== Listing ==
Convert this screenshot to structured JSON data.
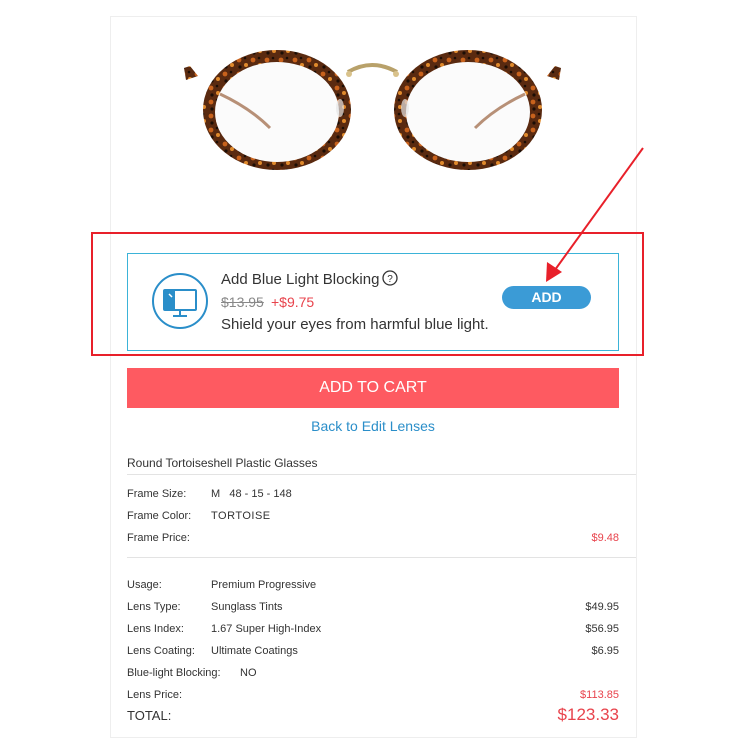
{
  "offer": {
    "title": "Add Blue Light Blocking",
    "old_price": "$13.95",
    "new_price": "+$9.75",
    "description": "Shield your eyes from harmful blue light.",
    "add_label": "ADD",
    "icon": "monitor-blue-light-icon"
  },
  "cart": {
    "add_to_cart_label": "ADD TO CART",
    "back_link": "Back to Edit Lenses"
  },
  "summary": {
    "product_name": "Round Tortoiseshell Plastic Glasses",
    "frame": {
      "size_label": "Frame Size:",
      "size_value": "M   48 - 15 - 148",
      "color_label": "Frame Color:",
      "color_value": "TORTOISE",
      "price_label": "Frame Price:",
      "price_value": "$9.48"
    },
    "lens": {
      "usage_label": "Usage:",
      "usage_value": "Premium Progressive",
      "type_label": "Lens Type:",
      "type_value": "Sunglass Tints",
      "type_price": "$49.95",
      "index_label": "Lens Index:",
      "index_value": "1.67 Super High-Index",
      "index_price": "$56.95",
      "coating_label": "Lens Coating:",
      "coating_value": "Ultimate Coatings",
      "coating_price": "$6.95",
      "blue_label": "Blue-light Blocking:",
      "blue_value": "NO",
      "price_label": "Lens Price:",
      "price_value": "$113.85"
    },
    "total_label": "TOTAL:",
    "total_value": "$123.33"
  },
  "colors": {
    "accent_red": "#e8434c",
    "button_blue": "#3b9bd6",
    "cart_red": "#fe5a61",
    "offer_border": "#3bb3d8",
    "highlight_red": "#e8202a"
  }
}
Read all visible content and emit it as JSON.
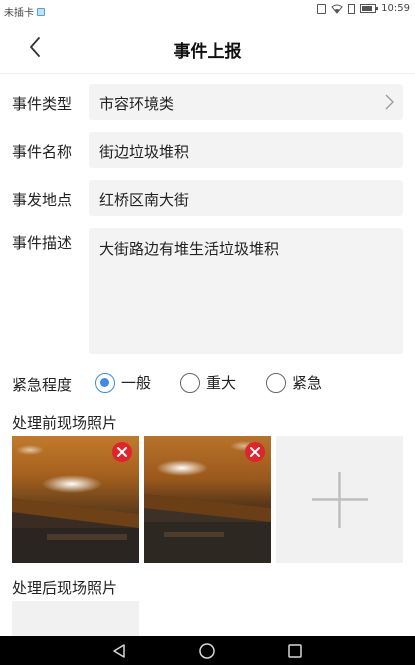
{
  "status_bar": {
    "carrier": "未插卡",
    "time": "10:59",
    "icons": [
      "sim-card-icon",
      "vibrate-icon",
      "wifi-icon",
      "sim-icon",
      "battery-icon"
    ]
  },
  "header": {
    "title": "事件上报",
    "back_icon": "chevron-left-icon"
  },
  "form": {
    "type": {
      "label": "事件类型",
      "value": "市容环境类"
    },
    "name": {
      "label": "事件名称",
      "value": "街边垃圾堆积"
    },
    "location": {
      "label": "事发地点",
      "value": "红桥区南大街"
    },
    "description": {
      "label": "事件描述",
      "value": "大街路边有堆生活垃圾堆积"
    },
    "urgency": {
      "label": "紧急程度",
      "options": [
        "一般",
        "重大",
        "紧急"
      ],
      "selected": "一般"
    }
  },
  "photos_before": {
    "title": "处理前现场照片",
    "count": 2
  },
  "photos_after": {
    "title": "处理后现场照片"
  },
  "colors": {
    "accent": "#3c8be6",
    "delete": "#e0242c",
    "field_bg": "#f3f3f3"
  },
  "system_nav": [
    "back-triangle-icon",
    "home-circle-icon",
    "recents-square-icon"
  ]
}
===
- Task statement -
Your copy should match the entries exactly, minus the pictures.

- Exercise result -
Convert this screenshot to structured JSON data.
{
  "offer": {
    "title": "Add Blue Light Blocking",
    "old_price": "$13.95",
    "new_price": "+$9.75",
    "description": "Shield your eyes from harmful blue light.",
    "add_label": "ADD",
    "icon": "monitor-blue-light-icon"
  },
  "cart": {
    "add_to_cart_label": "ADD TO CART",
    "back_link": "Back to Edit Lenses"
  },
  "summary": {
    "product_name": "Round Tortoiseshell Plastic Glasses",
    "frame": {
      "size_label": "Frame Size:",
      "size_value": "M   48 - 15 - 148",
      "color_label": "Frame Color:",
      "color_value": "TORTOISE",
      "price_label": "Frame Price:",
      "price_value": "$9.48"
    },
    "lens": {
      "usage_label": "Usage:",
      "usage_value": "Premium Progressive",
      "type_label": "Lens Type:",
      "type_value": "Sunglass Tints",
      "type_price": "$49.95",
      "index_label": "Lens Index:",
      "index_value": "1.67 Super High-Index",
      "index_price": "$56.95",
      "coating_label": "Lens Coating:",
      "coating_value": "Ultimate Coatings",
      "coating_price": "$6.95",
      "blue_label": "Blue-light Blocking:",
      "blue_value": "NO",
      "price_label": "Lens Price:",
      "price_value": "$113.85"
    },
    "total_label": "TOTAL:",
    "total_value": "$123.33"
  },
  "colors": {
    "accent_red": "#e8434c",
    "button_blue": "#3b9bd6",
    "cart_red": "#fe5a61",
    "offer_border": "#3bb3d8",
    "highlight_red": "#e8202a"
  }
}
Read all visible content and emit it as JSON.
{
  "status_bar": {
    "carrier": "未插卡",
    "time": "10:59",
    "icons": [
      "sim-card-icon",
      "vibrate-icon",
      "wifi-icon",
      "sim-icon",
      "battery-icon"
    ]
  },
  "header": {
    "title": "事件上报",
    "back_icon": "chevron-left-icon"
  },
  "form": {
    "type": {
      "label": "事件类型",
      "value": "市容环境类"
    },
    "name": {
      "label": "事件名称",
      "value": "街边垃圾堆积"
    },
    "location": {
      "label": "事发地点",
      "value": "红桥区南大街"
    },
    "description": {
      "label": "事件描述",
      "value": "大街路边有堆生活垃圾堆积"
    },
    "urgency": {
      "label": "紧急程度",
      "options": [
        "一般",
        "重大",
        "紧急"
      ],
      "selected": "一般"
    }
  },
  "photos_before": {
    "title": "处理前现场照片",
    "count": 2
  },
  "photos_after": {
    "title": "处理后现场照片"
  },
  "colors": {
    "accent": "#3c8be6",
    "delete": "#e0242c",
    "field_bg": "#f3f3f3"
  },
  "system_nav": [
    "back-triangle-icon",
    "home-circle-icon",
    "recents-square-icon"
  ]
}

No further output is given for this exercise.